[Figure record listings]

════════

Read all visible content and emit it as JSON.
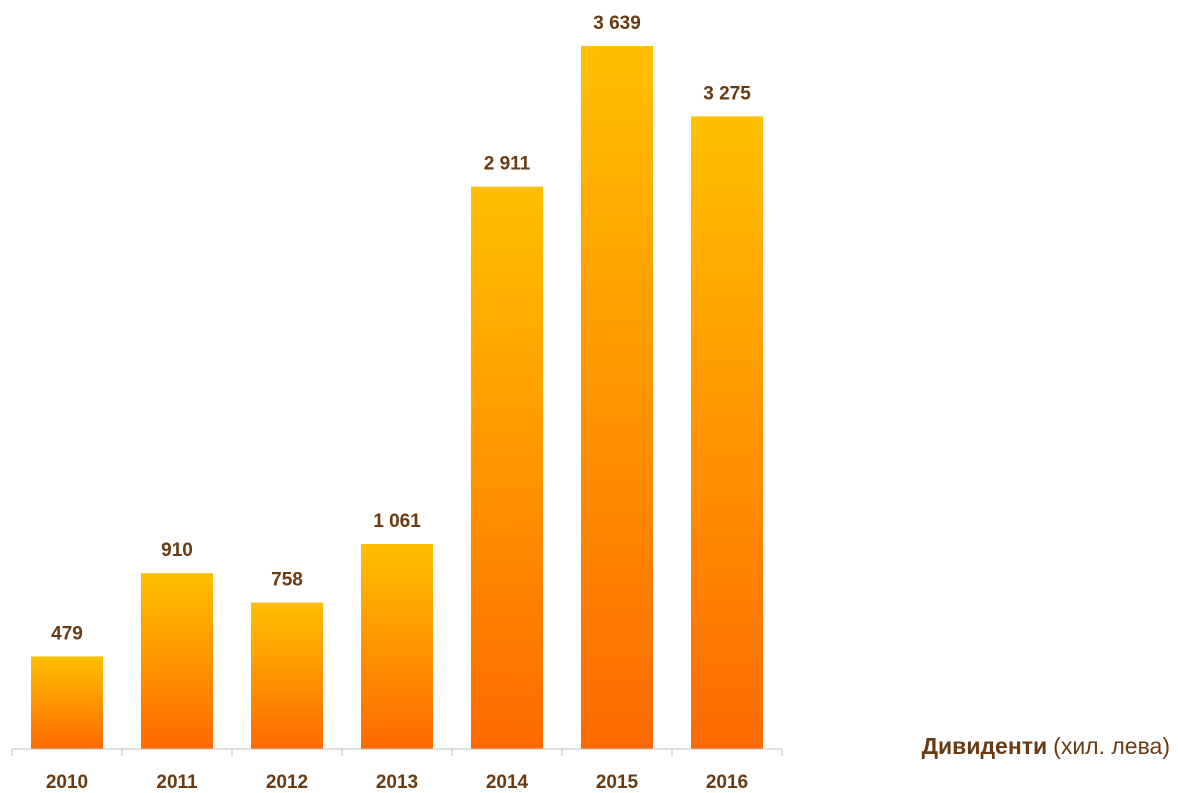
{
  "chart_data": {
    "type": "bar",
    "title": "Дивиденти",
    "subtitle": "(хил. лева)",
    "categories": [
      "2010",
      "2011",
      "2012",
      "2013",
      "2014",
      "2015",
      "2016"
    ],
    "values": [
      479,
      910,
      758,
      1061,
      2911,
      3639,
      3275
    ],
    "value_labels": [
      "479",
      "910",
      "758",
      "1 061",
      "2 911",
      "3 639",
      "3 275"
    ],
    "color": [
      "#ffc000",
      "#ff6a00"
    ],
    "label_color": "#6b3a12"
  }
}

════════

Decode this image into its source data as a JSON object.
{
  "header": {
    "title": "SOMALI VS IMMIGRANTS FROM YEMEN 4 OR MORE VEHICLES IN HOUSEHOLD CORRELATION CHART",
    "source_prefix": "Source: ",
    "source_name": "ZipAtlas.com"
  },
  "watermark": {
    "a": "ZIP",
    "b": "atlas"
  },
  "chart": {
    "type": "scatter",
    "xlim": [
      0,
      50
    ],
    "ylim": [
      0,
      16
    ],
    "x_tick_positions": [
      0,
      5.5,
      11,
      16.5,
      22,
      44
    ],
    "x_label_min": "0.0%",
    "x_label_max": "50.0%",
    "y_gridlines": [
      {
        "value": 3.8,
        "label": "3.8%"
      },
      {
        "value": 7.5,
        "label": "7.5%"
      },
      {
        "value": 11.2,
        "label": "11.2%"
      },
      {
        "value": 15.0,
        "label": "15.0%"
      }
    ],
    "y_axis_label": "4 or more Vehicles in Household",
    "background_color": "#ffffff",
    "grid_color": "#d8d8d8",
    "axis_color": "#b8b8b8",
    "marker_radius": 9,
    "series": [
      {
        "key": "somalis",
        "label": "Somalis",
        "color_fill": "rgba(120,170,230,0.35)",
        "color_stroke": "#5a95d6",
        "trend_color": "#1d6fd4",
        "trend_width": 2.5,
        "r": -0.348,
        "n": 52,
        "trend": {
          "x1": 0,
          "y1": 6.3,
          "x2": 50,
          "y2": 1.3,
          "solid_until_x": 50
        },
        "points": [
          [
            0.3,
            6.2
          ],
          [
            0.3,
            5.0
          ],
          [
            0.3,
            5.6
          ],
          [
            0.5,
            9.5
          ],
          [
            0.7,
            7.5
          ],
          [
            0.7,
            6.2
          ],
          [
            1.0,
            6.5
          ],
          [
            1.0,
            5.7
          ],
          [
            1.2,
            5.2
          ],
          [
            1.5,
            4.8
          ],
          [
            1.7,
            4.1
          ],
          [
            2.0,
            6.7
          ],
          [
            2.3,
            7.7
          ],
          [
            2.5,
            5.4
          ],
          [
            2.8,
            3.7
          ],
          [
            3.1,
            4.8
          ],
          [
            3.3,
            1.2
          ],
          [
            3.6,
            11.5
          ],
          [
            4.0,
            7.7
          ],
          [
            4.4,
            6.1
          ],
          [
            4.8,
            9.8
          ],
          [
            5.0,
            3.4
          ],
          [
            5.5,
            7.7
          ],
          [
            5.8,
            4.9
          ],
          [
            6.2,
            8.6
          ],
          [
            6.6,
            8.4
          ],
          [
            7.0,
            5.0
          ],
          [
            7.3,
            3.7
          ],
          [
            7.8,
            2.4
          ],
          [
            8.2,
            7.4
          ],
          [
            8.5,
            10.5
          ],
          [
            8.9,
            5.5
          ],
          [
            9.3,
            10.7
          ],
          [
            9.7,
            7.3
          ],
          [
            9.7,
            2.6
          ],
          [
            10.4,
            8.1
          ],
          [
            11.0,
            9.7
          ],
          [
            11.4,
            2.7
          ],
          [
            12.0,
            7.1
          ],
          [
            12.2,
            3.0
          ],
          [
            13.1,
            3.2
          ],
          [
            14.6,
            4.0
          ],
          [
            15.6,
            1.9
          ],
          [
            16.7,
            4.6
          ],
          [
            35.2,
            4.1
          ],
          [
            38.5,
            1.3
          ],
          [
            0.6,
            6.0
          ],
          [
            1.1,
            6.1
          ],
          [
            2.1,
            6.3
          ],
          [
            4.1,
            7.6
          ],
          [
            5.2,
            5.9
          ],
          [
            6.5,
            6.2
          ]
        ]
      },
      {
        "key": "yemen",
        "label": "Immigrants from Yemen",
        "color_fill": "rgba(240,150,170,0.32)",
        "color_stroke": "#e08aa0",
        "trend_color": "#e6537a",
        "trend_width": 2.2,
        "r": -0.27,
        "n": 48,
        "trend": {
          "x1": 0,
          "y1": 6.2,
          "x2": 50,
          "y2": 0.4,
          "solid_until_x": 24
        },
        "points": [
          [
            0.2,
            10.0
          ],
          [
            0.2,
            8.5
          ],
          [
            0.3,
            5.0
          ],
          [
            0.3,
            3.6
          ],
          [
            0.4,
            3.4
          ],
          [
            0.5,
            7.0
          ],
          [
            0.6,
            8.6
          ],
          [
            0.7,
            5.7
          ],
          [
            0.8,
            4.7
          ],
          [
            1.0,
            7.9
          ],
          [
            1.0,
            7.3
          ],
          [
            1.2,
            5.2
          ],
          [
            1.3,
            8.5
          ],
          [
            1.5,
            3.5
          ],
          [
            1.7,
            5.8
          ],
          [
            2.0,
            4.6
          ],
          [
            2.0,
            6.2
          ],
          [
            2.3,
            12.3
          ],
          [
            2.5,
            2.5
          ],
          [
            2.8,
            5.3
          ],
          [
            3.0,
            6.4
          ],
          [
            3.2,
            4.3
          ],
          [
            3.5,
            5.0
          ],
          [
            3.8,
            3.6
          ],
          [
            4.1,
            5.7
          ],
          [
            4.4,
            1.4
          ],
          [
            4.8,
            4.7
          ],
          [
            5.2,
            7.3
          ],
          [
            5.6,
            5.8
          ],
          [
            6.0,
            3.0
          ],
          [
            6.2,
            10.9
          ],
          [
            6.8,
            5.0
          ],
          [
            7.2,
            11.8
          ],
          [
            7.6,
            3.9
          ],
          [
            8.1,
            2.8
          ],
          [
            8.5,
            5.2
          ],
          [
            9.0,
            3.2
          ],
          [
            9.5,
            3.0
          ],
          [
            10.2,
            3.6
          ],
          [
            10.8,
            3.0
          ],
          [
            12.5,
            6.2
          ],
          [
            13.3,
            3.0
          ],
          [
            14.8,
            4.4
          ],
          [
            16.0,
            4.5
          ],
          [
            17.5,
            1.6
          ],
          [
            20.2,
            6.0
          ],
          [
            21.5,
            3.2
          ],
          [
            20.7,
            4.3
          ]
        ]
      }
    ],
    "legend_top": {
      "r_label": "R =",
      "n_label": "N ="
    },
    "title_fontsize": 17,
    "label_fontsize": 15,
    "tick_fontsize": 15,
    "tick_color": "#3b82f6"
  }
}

════════

(The problem)
Copy out the lines in which the string "rgba" appears.

(Written response)
        "color_fill": "rgba(120,170,230,0.35)",
        "color_fill": "rgba(240,150,170,0.32)",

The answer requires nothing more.